#### [Problem details]
Gather all lines in the entries that include the word "crossing".

(Saved entries)

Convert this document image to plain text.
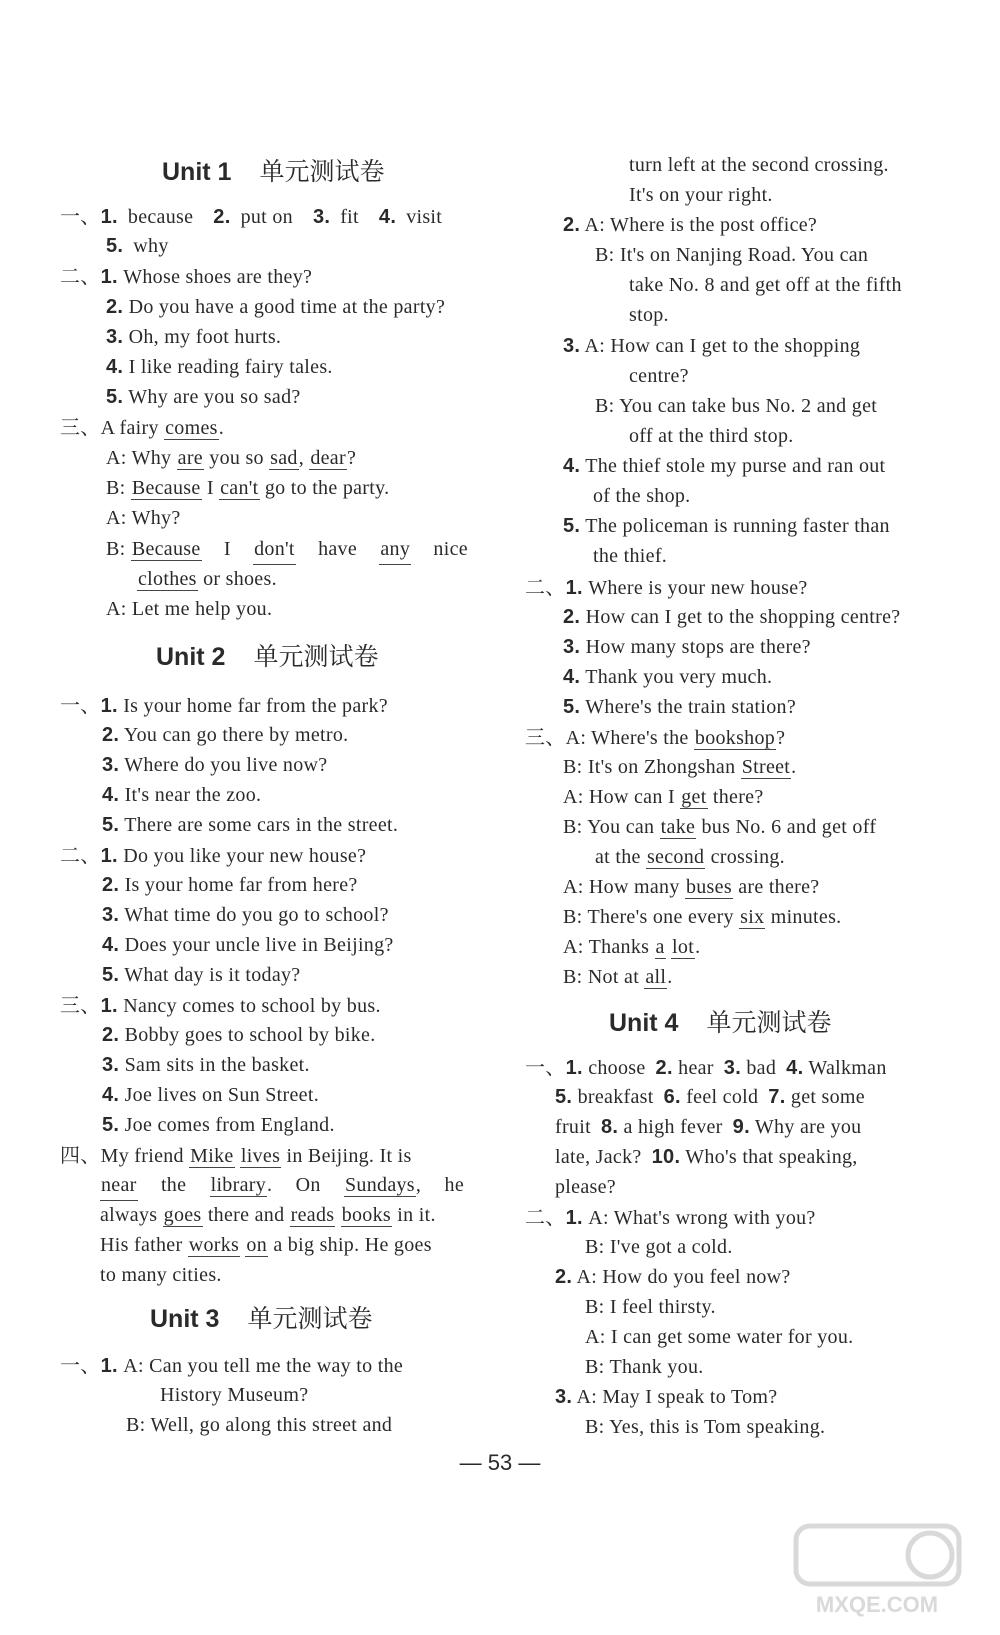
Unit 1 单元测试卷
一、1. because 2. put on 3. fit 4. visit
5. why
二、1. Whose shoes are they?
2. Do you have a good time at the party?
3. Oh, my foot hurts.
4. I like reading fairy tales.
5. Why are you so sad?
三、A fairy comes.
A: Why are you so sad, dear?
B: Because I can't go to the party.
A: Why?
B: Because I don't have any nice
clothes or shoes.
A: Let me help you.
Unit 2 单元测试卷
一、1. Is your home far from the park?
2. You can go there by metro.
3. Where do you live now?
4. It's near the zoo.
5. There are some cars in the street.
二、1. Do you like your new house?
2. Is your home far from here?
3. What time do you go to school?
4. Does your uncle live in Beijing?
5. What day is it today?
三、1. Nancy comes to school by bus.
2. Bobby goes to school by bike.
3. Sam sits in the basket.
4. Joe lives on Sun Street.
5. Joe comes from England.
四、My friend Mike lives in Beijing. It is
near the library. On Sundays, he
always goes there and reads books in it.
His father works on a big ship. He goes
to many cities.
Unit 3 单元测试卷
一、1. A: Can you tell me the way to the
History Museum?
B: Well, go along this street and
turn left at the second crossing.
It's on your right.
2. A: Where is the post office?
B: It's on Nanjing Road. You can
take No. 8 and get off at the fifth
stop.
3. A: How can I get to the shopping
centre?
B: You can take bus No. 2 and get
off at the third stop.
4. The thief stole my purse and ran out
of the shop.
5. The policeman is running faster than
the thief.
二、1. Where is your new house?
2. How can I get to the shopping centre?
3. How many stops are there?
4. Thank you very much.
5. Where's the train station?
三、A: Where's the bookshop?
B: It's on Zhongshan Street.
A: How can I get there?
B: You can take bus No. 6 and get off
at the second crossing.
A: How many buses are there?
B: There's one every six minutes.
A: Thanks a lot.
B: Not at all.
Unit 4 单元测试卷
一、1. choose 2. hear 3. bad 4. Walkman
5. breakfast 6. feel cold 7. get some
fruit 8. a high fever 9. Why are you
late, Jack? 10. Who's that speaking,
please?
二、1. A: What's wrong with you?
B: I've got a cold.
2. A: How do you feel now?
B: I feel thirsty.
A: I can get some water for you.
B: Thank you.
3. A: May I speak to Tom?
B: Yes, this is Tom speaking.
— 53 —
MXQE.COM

#### [Response to this exercise]
turn left at the second crossing.
at the second crossing.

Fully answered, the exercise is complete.